:: EXERCISE ::
Find every line with the word "bilan". Copy those lines.

:: SUPPLIED RECORDS ::

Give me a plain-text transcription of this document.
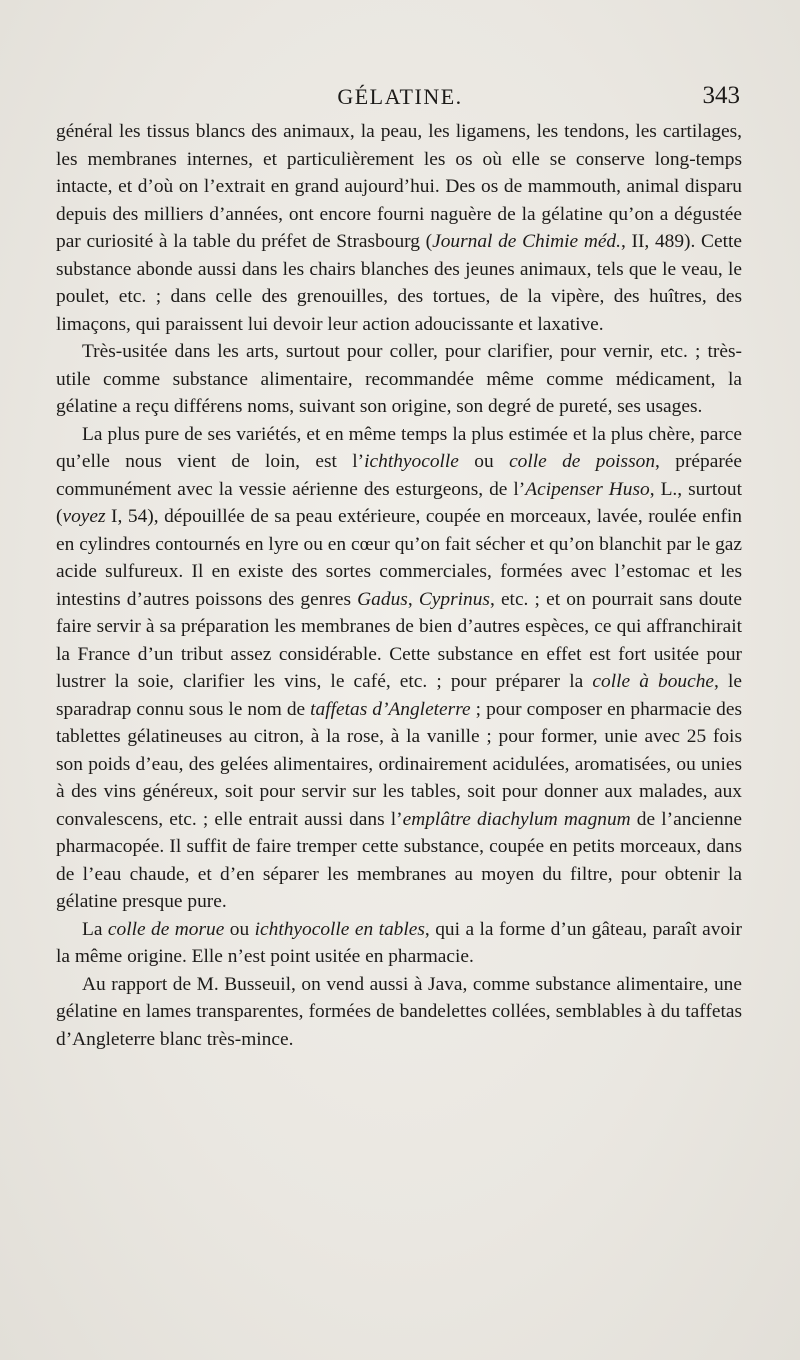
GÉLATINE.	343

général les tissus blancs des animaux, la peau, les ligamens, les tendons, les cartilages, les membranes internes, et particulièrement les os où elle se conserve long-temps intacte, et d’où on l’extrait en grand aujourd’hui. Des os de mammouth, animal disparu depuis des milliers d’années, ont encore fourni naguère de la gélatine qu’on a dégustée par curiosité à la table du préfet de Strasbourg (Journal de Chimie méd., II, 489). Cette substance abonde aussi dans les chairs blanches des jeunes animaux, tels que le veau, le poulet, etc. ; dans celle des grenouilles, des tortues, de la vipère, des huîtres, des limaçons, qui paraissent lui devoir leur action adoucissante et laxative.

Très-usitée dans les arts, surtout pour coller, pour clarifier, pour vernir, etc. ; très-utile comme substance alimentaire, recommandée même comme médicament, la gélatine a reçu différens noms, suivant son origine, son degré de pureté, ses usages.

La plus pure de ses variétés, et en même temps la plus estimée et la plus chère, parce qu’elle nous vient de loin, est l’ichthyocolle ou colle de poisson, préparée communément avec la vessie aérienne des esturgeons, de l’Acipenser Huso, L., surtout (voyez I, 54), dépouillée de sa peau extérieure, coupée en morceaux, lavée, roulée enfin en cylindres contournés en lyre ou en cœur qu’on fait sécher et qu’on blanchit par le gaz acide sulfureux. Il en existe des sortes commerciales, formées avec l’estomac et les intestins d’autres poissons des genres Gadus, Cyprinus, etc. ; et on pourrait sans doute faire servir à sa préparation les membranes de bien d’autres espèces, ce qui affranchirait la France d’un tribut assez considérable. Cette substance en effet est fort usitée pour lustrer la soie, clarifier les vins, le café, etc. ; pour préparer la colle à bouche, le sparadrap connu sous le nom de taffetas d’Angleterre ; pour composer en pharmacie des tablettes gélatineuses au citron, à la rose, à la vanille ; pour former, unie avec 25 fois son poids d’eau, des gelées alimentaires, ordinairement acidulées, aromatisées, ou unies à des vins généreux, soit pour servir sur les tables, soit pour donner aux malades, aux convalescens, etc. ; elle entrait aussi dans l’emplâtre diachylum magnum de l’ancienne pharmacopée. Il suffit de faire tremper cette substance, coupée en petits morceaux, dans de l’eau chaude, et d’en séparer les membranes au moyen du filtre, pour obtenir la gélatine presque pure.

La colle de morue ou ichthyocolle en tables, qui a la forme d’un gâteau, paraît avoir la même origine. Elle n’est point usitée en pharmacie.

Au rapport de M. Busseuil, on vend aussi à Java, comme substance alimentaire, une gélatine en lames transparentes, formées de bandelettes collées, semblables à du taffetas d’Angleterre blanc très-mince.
--
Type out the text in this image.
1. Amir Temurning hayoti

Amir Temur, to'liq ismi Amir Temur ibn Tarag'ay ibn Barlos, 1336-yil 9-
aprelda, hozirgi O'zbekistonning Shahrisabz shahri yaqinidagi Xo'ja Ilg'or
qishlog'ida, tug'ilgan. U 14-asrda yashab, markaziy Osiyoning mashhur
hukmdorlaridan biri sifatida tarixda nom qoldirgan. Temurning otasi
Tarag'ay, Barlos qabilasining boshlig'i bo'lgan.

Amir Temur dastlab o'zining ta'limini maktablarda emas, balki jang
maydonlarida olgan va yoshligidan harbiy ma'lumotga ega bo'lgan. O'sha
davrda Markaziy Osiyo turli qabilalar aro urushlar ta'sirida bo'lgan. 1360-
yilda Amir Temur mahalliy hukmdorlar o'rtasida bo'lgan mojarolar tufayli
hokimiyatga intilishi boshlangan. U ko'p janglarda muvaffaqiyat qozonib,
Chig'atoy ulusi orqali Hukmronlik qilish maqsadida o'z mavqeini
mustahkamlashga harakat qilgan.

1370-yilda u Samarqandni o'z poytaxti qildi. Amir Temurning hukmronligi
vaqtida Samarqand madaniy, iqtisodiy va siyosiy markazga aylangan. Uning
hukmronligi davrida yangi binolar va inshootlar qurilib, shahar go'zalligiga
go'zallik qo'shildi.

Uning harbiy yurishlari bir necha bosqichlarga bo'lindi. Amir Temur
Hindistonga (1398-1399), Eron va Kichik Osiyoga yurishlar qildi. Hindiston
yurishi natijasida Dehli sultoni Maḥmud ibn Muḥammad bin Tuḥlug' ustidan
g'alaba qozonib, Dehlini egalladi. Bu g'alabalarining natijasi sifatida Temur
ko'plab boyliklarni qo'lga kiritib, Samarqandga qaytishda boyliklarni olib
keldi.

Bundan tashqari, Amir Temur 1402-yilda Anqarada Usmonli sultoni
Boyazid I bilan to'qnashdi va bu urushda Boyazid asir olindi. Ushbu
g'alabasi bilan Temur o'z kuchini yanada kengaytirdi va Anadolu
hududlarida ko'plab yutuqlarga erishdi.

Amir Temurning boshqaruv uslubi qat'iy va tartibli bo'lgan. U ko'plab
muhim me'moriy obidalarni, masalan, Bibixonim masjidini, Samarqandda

:: FINISHED ANSWER ::
Boyazid I bilan to'qnashdi va bu urushda Boyazid asir olindi. Ushbu
g'alabasi bilan Temur o'z kuchini yanada kengaytirdi va Anadolu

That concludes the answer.